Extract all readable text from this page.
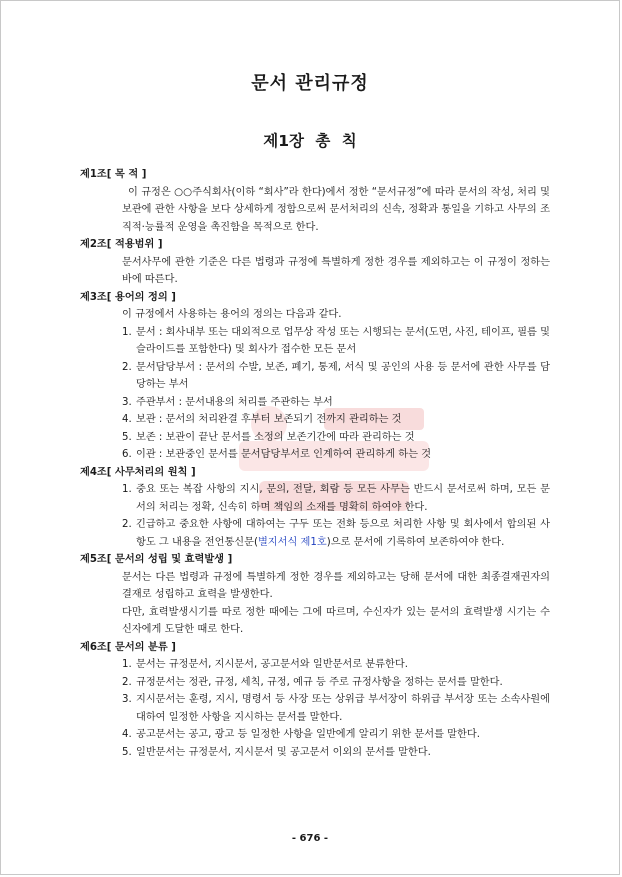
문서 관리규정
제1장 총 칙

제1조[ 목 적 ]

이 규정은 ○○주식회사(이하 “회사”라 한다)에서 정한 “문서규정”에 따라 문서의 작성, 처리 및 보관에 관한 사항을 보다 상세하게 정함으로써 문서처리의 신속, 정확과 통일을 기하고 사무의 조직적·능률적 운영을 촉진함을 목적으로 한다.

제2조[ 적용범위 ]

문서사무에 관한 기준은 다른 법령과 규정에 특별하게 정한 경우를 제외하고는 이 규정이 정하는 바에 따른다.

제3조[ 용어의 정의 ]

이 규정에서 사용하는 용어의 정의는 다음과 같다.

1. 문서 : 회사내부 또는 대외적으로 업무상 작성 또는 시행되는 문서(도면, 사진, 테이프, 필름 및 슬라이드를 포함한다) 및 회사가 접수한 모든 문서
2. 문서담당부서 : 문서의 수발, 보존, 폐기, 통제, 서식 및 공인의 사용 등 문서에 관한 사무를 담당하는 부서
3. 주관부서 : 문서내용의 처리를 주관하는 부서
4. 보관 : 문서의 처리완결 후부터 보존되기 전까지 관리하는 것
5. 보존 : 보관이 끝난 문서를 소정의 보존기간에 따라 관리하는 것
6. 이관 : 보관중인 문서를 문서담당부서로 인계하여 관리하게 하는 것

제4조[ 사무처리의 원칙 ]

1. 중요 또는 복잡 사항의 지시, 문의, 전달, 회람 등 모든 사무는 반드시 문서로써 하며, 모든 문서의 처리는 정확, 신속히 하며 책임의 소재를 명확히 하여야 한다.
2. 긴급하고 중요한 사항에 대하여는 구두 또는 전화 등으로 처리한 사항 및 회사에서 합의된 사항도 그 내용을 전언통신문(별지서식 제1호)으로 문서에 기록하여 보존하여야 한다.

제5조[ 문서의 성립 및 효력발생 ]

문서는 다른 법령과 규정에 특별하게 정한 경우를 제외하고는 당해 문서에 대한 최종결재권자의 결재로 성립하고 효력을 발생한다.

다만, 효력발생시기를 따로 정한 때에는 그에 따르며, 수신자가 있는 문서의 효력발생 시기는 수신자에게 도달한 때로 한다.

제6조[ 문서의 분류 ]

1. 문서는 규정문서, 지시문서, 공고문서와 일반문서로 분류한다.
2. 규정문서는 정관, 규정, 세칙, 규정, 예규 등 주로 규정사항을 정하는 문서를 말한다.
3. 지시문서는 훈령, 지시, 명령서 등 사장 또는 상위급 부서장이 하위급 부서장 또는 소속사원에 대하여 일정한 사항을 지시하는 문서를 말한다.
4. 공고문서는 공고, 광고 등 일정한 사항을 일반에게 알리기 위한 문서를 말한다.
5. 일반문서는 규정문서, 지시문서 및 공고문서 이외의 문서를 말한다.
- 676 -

→ **WORK REQUIRED**
Go through the listing above and quote it exactly, apart from its images.

→ **WRITTEN REPLY**
Extract all readable text from this page.
문서 관리규정
제1장 총 칙

제1조[ 목 적 ]

이 규정은 ○○주식회사(이하 “회사”라 한다)에서 정한 “문서규정”에 따라 문서의 작성, 처리 및 보관에 관한 사항을 보다 상세하게 정함으로써 문서처리의 신속, 정확과 통일을 기하고 사무의 조직적·능률적 운영을 촉진함을 목적으로 한다.

제2조[ 적용범위 ]

문서사무에 관한 기준은 다른 법령과 규정에 특별하게 정한 경우를 제외하고는 이 규정이 정하는 바에 따른다.

제3조[ 용어의 정의 ]

이 규정에서 사용하는 용어의 정의는 다음과 같다.

1. 문서 : 회사내부 또는 대외적으로 업무상 작성 또는 시행되는 문서(도면, 사진, 테이프, 필름 및 슬라이드를 포함한다) 및 회사가 접수한 모든 문서
2. 문서담당부서 : 문서의 수발, 보존, 폐기, 통제, 서식 및 공인의 사용 등 문서에 관한 사무를 담당하는 부서
3. 주관부서 : 문서내용의 처리를 주관하는 부서
4. 보관 : 문서의 처리완결 후부터 보존되기 전까지 관리하는 것
5. 보존 : 보관이 끝난 문서를 소정의 보존기간에 따라 관리하는 것
6. 이관 : 보관중인 문서를 문서담당부서로 인계하여 관리하게 하는 것

제4조[ 사무처리의 원칙 ]

1. 중요 또는 복잡 사항의 지시, 문의, 전달, 회람 등 모든 사무는 반드시 문서로써 하며, 모든 문서의 처리는 정확, 신속히 하며 책임의 소재를 명확히 하여야 한다.
2. 긴급하고 중요한 사항에 대하여는 구두 또는 전화 등으로 처리한 사항 및 회사에서 합의된 사항도 그 내용을 전언통신문(별지서식 제1호)으로 문서에 기록하여 보존하여야 한다.

제5조[ 문서의 성립 및 효력발생 ]

문서는 다른 법령과 규정에 특별하게 정한 경우를 제외하고는 당해 문서에 대한 최종결재권자의 결재로 성립하고 효력을 발생한다.

다만, 효력발생시기를 따로 정한 때에는 그에 따르며, 수신자가 있는 문서의 효력발생 시기는 수신자에게 도달한 때로 한다.

제6조[ 문서의 분류 ]

1. 문서는 규정문서, 지시문서, 공고문서와 일반문서로 분류한다.
2. 규정문서는 정관, 규정, 세칙, 규정, 예규 등 주로 규정사항을 정하는 문서를 말한다.
3. 지시문서는 훈령, 지시, 명령서 등 사장 또는 상위급 부서장이 하위급 부서장 또는 소속사원에 대하여 일정한 사항을 지시하는 문서를 말한다.
4. 공고문서는 공고, 광고 등 일정한 사항을 일반에게 알리기 위한 문서를 말한다.
5. 일반문서는 규정문서, 지시문서 및 공고문서 이외의 문서를 말한다.
- 676 -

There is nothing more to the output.